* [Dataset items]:
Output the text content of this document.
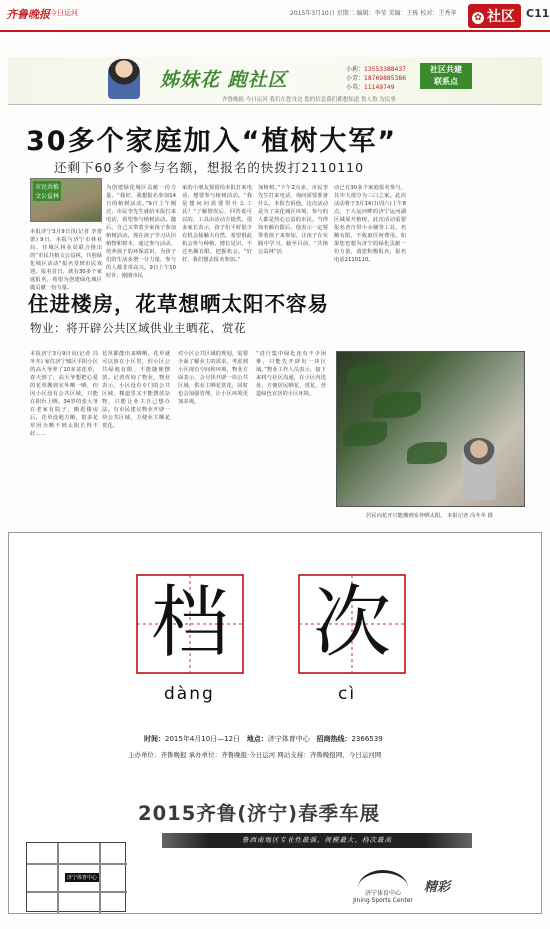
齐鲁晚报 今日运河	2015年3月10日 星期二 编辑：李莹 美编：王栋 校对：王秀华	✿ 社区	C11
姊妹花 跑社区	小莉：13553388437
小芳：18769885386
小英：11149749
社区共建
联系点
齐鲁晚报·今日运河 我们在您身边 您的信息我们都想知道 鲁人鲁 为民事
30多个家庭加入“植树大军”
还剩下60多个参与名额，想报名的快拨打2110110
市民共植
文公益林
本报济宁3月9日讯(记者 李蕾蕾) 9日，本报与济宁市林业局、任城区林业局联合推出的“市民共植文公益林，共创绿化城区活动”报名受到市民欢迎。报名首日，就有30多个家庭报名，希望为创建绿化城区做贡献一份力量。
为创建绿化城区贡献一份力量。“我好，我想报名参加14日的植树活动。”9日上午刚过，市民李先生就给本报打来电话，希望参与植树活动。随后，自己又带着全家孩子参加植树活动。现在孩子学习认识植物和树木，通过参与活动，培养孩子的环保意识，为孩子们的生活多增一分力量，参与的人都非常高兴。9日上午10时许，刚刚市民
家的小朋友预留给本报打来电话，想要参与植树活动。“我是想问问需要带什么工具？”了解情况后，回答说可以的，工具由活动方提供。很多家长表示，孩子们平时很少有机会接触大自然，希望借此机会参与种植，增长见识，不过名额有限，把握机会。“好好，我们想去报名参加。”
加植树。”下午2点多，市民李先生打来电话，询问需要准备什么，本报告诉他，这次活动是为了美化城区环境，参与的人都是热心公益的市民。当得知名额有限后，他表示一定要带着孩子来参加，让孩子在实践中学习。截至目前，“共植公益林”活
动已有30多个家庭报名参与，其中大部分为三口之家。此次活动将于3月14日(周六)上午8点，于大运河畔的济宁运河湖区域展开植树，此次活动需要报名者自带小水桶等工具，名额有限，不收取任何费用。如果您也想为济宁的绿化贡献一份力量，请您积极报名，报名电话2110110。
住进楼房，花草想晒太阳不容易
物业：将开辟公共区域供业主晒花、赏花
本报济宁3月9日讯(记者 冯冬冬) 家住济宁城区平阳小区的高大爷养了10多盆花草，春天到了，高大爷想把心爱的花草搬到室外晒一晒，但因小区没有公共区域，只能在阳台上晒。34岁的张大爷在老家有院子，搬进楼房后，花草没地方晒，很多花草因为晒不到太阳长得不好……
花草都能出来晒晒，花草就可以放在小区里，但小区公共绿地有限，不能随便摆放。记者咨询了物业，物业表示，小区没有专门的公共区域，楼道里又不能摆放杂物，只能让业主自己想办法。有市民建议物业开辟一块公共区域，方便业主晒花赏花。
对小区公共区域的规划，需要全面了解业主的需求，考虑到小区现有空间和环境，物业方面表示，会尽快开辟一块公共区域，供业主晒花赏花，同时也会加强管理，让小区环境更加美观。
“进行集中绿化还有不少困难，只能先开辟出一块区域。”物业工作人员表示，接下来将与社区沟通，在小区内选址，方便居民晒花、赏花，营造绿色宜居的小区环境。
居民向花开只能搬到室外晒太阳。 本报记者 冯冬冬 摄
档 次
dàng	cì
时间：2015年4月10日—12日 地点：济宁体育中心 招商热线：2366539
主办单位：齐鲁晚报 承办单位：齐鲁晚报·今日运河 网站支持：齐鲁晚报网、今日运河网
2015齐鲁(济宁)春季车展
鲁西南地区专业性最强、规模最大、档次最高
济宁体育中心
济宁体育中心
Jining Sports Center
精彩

...

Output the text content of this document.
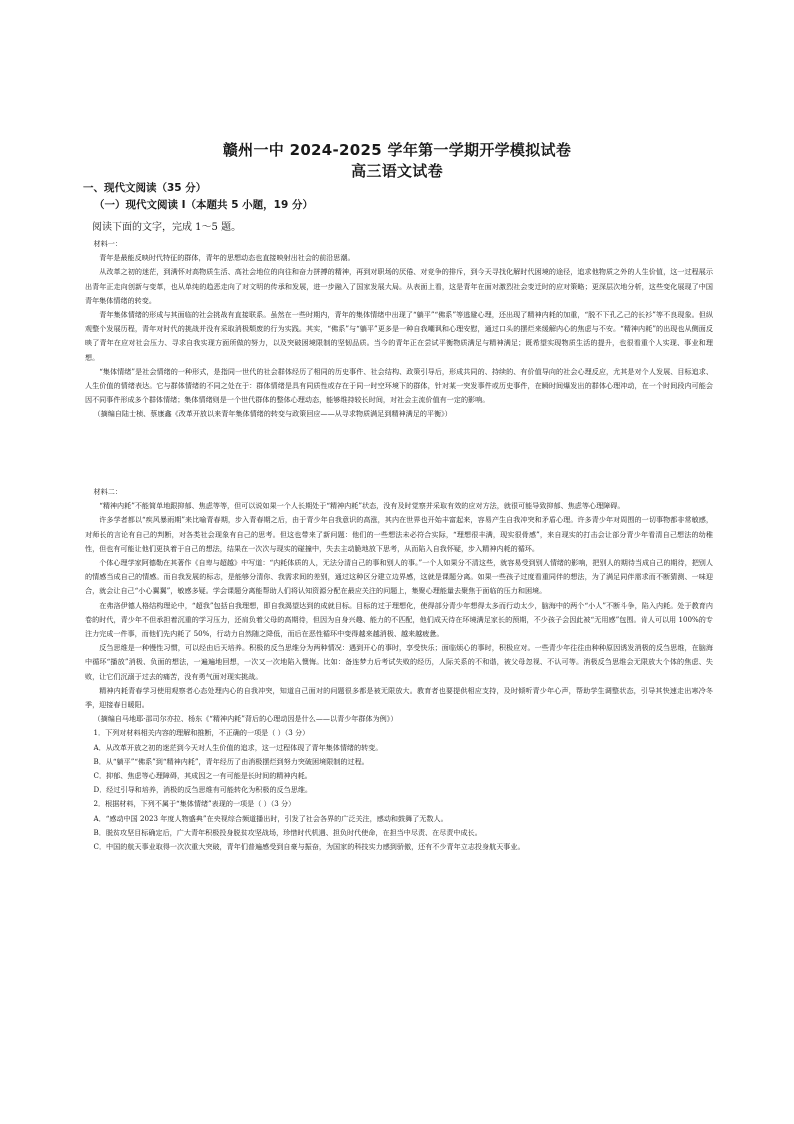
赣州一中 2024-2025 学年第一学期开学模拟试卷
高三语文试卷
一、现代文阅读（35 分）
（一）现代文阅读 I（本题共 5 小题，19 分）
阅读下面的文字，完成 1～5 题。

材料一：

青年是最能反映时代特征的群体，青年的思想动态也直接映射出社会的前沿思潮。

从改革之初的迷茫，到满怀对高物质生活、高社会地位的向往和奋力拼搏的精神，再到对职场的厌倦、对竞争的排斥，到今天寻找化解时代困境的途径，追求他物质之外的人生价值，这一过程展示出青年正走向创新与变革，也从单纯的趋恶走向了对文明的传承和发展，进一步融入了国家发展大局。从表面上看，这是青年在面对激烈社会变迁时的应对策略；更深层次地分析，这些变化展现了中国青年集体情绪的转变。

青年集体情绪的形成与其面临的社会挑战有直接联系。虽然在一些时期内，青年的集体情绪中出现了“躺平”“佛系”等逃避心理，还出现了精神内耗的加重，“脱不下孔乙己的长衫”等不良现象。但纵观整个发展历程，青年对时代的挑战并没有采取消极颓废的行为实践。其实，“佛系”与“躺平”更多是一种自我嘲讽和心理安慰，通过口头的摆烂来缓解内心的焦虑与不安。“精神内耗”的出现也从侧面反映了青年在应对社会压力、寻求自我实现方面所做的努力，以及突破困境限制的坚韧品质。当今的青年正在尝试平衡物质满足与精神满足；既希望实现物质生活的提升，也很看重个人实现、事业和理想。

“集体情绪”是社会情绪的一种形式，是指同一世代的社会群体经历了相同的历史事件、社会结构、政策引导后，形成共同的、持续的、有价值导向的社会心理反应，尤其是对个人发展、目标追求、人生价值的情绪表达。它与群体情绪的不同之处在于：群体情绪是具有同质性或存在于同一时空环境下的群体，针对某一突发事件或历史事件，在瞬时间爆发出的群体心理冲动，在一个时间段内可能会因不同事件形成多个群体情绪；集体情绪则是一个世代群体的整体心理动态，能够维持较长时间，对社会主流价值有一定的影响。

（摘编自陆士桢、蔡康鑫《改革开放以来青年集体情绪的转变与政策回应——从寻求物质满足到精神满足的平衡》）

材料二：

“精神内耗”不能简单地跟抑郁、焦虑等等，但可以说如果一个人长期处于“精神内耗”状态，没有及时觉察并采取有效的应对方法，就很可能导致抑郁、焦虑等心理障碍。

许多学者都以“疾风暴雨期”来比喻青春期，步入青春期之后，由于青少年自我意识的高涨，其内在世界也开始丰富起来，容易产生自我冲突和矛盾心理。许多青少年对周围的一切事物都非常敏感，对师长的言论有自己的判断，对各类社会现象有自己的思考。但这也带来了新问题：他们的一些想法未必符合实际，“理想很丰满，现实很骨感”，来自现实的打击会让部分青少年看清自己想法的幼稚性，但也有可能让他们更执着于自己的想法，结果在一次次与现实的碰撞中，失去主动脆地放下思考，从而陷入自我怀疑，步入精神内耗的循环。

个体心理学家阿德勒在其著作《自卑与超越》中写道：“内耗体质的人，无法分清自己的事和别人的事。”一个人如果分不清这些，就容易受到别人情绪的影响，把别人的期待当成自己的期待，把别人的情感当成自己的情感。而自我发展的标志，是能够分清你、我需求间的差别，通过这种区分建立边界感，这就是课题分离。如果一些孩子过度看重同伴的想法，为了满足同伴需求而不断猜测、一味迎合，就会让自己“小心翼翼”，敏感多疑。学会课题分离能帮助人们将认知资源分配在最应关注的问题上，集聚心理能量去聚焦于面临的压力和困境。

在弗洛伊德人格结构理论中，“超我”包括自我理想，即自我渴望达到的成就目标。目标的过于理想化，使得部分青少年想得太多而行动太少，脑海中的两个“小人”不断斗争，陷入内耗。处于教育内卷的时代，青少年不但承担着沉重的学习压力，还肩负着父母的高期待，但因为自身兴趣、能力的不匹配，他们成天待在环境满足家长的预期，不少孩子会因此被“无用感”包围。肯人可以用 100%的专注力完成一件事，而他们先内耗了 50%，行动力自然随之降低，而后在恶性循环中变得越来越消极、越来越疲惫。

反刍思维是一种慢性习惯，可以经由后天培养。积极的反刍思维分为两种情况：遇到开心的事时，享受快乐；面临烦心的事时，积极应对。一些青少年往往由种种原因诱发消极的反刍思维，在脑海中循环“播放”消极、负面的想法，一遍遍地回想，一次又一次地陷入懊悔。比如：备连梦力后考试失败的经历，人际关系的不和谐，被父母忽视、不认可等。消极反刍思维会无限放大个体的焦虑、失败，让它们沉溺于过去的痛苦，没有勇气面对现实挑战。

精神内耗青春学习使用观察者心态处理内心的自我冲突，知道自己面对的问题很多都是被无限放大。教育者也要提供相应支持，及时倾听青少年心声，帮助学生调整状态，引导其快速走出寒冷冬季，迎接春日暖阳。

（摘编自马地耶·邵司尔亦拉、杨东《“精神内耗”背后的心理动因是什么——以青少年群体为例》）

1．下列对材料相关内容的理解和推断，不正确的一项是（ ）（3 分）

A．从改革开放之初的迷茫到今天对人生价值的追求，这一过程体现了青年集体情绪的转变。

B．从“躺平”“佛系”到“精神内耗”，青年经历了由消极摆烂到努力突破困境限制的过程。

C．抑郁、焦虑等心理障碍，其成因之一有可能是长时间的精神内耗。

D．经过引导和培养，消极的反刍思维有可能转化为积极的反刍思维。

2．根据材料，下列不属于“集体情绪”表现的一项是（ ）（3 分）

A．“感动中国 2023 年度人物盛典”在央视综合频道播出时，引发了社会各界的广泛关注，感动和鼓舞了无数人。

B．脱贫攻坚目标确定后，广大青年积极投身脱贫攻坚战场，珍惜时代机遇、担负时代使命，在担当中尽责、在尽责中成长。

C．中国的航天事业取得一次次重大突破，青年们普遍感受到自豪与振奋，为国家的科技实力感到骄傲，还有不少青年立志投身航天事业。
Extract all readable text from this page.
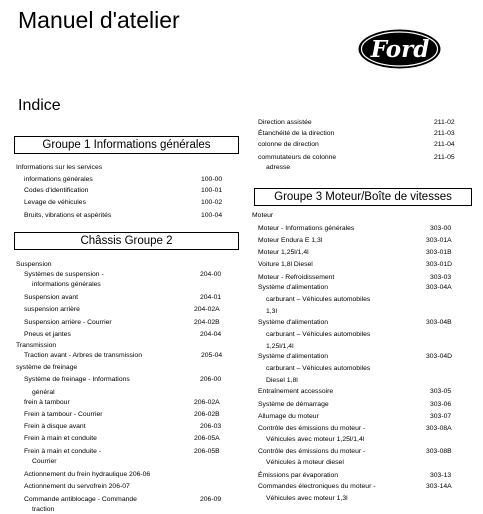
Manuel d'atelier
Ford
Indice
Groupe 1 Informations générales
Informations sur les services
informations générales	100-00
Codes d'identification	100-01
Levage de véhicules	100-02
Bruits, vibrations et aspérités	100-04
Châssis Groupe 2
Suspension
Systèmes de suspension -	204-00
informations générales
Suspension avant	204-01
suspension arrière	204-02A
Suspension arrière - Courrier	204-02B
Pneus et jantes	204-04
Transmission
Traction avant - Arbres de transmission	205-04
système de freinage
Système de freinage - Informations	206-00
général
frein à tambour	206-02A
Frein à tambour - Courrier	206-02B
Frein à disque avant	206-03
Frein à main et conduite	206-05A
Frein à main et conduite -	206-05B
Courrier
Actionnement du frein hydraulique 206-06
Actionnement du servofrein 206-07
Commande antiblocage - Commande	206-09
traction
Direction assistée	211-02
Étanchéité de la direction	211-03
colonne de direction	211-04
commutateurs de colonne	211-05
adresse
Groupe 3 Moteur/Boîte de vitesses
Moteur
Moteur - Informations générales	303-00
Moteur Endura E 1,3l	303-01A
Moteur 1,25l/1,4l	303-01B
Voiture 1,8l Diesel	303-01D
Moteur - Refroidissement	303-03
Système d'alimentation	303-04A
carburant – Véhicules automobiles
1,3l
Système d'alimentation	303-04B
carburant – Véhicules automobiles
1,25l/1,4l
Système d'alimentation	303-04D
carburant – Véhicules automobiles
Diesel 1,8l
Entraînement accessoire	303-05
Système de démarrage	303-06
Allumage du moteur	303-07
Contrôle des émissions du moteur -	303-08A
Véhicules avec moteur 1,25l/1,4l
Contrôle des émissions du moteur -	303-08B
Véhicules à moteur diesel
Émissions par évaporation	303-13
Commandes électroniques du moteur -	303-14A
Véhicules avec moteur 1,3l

* [What this task involves]: Among the lines of the material, find those that hold the word "main" and copy them.

* [The completed task]:
Frein à main et conduite	206-05A
Frein à main et conduite -	206-05B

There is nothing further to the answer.